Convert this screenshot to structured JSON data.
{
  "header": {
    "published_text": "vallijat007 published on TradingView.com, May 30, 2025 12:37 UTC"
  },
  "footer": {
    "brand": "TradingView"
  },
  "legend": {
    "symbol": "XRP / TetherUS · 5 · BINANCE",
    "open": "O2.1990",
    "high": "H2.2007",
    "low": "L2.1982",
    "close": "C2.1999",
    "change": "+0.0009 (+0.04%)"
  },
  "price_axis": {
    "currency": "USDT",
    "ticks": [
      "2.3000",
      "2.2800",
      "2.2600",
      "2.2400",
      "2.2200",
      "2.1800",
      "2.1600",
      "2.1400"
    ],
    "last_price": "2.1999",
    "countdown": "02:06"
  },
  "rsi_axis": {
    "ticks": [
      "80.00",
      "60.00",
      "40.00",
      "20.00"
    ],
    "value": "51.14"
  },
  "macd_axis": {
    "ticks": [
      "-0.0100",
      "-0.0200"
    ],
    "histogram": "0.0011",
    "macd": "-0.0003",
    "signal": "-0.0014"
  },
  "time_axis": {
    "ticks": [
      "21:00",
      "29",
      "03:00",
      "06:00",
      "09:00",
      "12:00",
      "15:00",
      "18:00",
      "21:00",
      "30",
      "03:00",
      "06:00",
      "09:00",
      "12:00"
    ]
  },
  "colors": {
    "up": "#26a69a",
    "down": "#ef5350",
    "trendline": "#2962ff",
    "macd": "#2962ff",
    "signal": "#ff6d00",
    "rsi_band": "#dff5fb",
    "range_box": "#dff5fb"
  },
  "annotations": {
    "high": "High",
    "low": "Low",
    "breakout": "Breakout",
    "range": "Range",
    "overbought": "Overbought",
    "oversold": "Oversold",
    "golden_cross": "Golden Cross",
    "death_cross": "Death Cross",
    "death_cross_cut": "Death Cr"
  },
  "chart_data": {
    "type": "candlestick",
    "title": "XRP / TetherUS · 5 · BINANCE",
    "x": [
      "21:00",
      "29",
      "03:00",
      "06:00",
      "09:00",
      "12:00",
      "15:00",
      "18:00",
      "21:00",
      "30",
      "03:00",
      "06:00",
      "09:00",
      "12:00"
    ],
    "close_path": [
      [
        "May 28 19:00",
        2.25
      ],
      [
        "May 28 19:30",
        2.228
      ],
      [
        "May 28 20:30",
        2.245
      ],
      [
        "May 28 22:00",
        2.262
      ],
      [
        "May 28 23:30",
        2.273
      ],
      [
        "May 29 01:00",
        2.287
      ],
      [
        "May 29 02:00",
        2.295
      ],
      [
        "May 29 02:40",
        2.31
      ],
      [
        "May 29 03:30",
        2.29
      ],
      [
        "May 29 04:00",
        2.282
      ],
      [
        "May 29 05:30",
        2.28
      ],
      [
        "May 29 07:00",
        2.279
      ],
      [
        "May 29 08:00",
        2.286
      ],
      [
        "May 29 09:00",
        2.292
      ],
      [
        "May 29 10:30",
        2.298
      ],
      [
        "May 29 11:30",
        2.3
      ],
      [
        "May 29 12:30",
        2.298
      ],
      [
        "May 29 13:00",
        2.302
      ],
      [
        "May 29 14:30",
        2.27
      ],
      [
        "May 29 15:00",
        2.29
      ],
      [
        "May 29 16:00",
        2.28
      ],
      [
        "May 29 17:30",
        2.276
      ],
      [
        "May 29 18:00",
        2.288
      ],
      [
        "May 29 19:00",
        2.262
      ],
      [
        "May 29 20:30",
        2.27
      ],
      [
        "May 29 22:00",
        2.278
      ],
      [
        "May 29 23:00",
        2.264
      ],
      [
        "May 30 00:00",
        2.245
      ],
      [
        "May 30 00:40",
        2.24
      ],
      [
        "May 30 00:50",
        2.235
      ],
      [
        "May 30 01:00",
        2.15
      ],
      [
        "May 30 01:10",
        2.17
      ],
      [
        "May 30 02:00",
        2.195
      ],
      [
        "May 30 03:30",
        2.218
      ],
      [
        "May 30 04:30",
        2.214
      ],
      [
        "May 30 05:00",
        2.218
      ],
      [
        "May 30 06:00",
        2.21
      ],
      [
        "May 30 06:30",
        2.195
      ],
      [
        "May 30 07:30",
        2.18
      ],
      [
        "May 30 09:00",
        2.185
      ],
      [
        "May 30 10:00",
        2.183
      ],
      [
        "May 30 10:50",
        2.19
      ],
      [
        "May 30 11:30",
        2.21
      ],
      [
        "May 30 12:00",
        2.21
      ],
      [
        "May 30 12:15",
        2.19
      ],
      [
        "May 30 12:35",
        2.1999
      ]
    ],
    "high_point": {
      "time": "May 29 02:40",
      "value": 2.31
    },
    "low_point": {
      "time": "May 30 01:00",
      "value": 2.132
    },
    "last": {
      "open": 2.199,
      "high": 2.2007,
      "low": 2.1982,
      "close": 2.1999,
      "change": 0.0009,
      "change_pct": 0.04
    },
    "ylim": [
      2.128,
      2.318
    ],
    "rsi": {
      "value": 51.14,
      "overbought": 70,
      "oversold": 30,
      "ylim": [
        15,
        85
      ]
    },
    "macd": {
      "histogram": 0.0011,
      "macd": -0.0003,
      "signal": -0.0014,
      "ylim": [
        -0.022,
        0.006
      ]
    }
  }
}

(Prompt):
All of the data above should be transcribed exactly.

(Answer in full):
Convert this screenshot to structured JSON data.
{
  "header": {
    "published_text": "vallijat007 published on TradingView.com, May 30, 2025 12:37 UTC"
  },
  "footer": {
    "brand": "TradingView"
  },
  "legend": {
    "symbol": "XRP / TetherUS · 5 · BINANCE",
    "open": "O2.1990",
    "high": "H2.2007",
    "low": "L2.1982",
    "close": "C2.1999",
    "change": "+0.0009 (+0.04%)"
  },
  "price_axis": {
    "currency": "USDT",
    "ticks": [
      "2.3000",
      "2.2800",
      "2.2600",
      "2.2400",
      "2.2200",
      "2.1800",
      "2.1600",
      "2.1400"
    ],
    "last_price": "2.1999",
    "countdown": "02:06"
  },
  "rsi_axis": {
    "ticks": [
      "80.00",
      "60.00",
      "40.00",
      "20.00"
    ],
    "value": "51.14"
  },
  "macd_axis": {
    "ticks": [
      "-0.0100",
      "-0.0200"
    ],
    "histogram": "0.0011",
    "macd": "-0.0003",
    "signal": "-0.0014"
  },
  "time_axis": {
    "ticks": [
      "21:00",
      "29",
      "03:00",
      "06:00",
      "09:00",
      "12:00",
      "15:00",
      "18:00",
      "21:00",
      "30",
      "03:00",
      "06:00",
      "09:00",
      "12:00"
    ]
  },
  "colors": {
    "up": "#26a69a",
    "down": "#ef5350",
    "trendline": "#2962ff",
    "macd": "#2962ff",
    "signal": "#ff6d00",
    "rsi_band": "#dff5fb",
    "range_box": "#dff5fb"
  },
  "annotations": {
    "high": "High",
    "low": "Low",
    "breakout": "Breakout",
    "range": "Range",
    "overbought": "Overbought",
    "oversold": "Oversold",
    "golden_cross": "Golden Cross",
    "death_cross": "Death Cross",
    "death_cross_cut": "Death Cr"
  },
  "chart_data": {
    "type": "candlestick",
    "title": "XRP / TetherUS · 5 · BINANCE",
    "x": [
      "21:00",
      "29",
      "03:00",
      "06:00",
      "09:00",
      "12:00",
      "15:00",
      "18:00",
      "21:00",
      "30",
      "03:00",
      "06:00",
      "09:00",
      "12:00"
    ],
    "close_path": [
      [
        "May 28 19:00",
        2.25
      ],
      [
        "May 28 19:30",
        2.228
      ],
      [
        "May 28 20:30",
        2.245
      ],
      [
        "May 28 22:00",
        2.262
      ],
      [
        "May 28 23:30",
        2.273
      ],
      [
        "May 29 01:00",
        2.287
      ],
      [
        "May 29 02:00",
        2.295
      ],
      [
        "May 29 02:40",
        2.31
      ],
      [
        "May 29 03:30",
        2.29
      ],
      [
        "May 29 04:00",
        2.282
      ],
      [
        "May 29 05:30",
        2.28
      ],
      [
        "May 29 07:00",
        2.279
      ],
      [
        "May 29 08:00",
        2.286
      ],
      [
        "May 29 09:00",
        2.292
      ],
      [
        "May 29 10:30",
        2.298
      ],
      [
        "May 29 11:30",
        2.3
      ],
      [
        "May 29 12:30",
        2.298
      ],
      [
        "May 29 13:00",
        2.302
      ],
      [
        "May 29 14:30",
        2.27
      ],
      [
        "May 29 15:00",
        2.29
      ],
      [
        "May 29 16:00",
        2.28
      ],
      [
        "May 29 17:30",
        2.276
      ],
      [
        "May 29 18:00",
        2.288
      ],
      [
        "May 29 19:00",
        2.262
      ],
      [
        "May 29 20:30",
        2.27
      ],
      [
        "May 29 22:00",
        2.278
      ],
      [
        "May 29 23:00",
        2.264
      ],
      [
        "May 30 00:00",
        2.245
      ],
      [
        "May 30 00:40",
        2.24
      ],
      [
        "May 30 00:50",
        2.235
      ],
      [
        "May 30 01:00",
        2.15
      ],
      [
        "May 30 01:10",
        2.17
      ],
      [
        "May 30 02:00",
        2.195
      ],
      [
        "May 30 03:30",
        2.218
      ],
      [
        "May 30 04:30",
        2.214
      ],
      [
        "May 30 05:00",
        2.218
      ],
      [
        "May 30 06:00",
        2.21
      ],
      [
        "May 30 06:30",
        2.195
      ],
      [
        "May 30 07:30",
        2.18
      ],
      [
        "May 30 09:00",
        2.185
      ],
      [
        "May 30 10:00",
        2.183
      ],
      [
        "May 30 10:50",
        2.19
      ],
      [
        "May 30 11:30",
        2.21
      ],
      [
        "May 30 12:00",
        2.21
      ],
      [
        "May 30 12:15",
        2.19
      ],
      [
        "May 30 12:35",
        2.1999
      ]
    ],
    "high_point": {
      "time": "May 29 02:40",
      "value": 2.31
    },
    "low_point": {
      "time": "May 30 01:00",
      "value": 2.132
    },
    "last": {
      "open": 2.199,
      "high": 2.2007,
      "low": 2.1982,
      "close": 2.1999,
      "change": 0.0009,
      "change_pct": 0.04
    },
    "ylim": [
      2.128,
      2.318
    ],
    "rsi": {
      "value": 51.14,
      "overbought": 70,
      "oversold": 30,
      "ylim": [
        15,
        85
      ]
    },
    "macd": {
      "histogram": 0.0011,
      "macd": -0.0003,
      "signal": -0.0014,
      "ylim": [
        -0.022,
        0.006
      ]
    }
  }
}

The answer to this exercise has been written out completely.